[Supplied data]
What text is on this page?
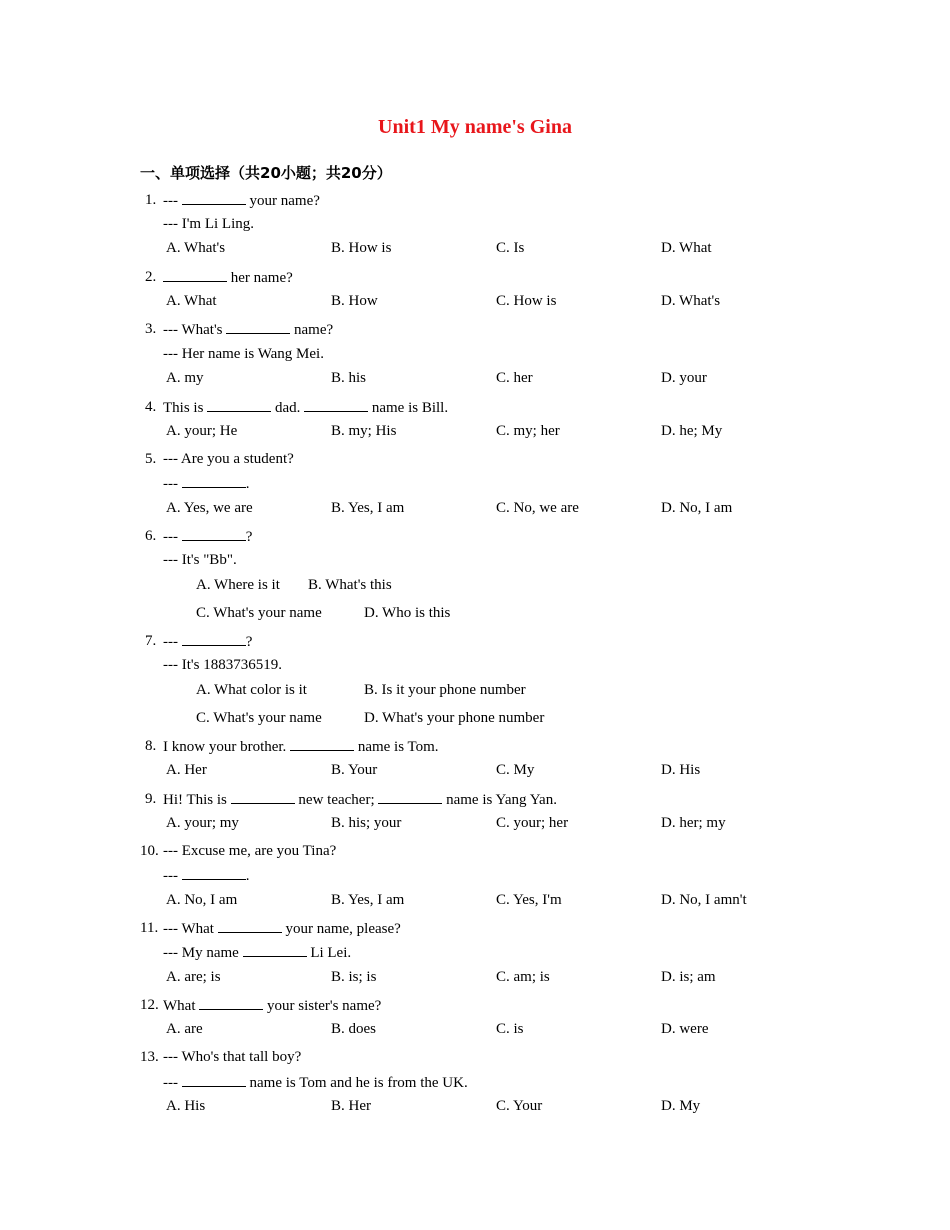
Unit1 My name's Gina
一、单项选择（共20小题；共20分）
1. ---	your name?
--- I'm Li Ling.
A. What's	B. How is	C. Is	D. What
2.	her name?
A. What	B. How	C. How is	D. What's
3. --- What's	name?
--- Her name is Wang Mei.
A. my	B. his	C. her	D. your
4. This is	dad.	name is Bill.
A. your; He	B. my; His	C. my; her	D. he; My
5. --- Are you a student?
---	.
A. Yes, we are	B. Yes, I am	C. No, we are	D. No, I am
6. ---	?
--- It's "Bb".
A. Where is it B. What's this
C. What's your name	D. Who is this
7. ---	?
--- It's 1883736519.
A. What color is it	B. Is it your phone number
C. What's your name	D. What's your phone number
8. I know your brother.	name is Tom.
A. Her	B. Your	C. My	D. His
9. Hi! This is	new teacher;	name is Yang Yan.
A. your; my	B. his; your	C. your; her	D. her; my
10. --- Excuse me, are you Tina?
---	.
A. No, I am	B. Yes, I am	C. Yes, I'm	D. No, I amn't
11. --- What	your name, please?
--- My name	Li Lei.
A. are; is	B. is; is	C. am; is	D. is; am
12. What	your sister's name?
A. are	B. does	C. is	D. were
13. --- Who's that tall boy?
---	name is Tom and he is from the UK.
A. His	B. Her	C. Your	D. My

[Exercise] Transcribe the entries above verbatim, omitting their pictures.

[Correct response]
What text is on this page?
Unit1 My name's Gina
一、单项选择（共20小题；共20分）
1. ---	your name?
--- I'm Li Ling.
A. What's	B. How is	C. Is	D. What
2.	her name?
A. What	B. How	C. How is	D. What's
3. --- What's	name?
--- Her name is Wang Mei.
A. my	B. his	C. her	D. your
4. This is	dad.	name is Bill.
A. your; He	B. my; His	C. my; her	D. he; My
5. --- Are you a student?
---	.
A. Yes, we are	B. Yes, I am	C. No, we are	D. No, I am
6. ---	?
--- It's "Bb".
A. Where is it B. What's this
C. What's your name	D. Who is this
7. ---	?
--- It's 1883736519.
A. What color is it	B. Is it your phone number
C. What's your name	D. What's your phone number
8. I know your brother.	name is Tom.
A. Her	B. Your	C. My	D. His
9. Hi! This is	new teacher;	name is Yang Yan.
A. your; my	B. his; your	C. your; her	D. her; my
10. --- Excuse me, are you Tina?
---	.
A. No, I am	B. Yes, I am	C. Yes, I'm	D. No, I amn't
11. --- What	your name, please?
--- My name	Li Lei.
A. are; is	B. is; is	C. am; is	D. is; am
12. What	your sister's name?
A. are	B. does	C. is	D. were
13. --- Who's that tall boy?
---	name is Tom and he is from the UK.
A. His	B. Her	C. Your	D. My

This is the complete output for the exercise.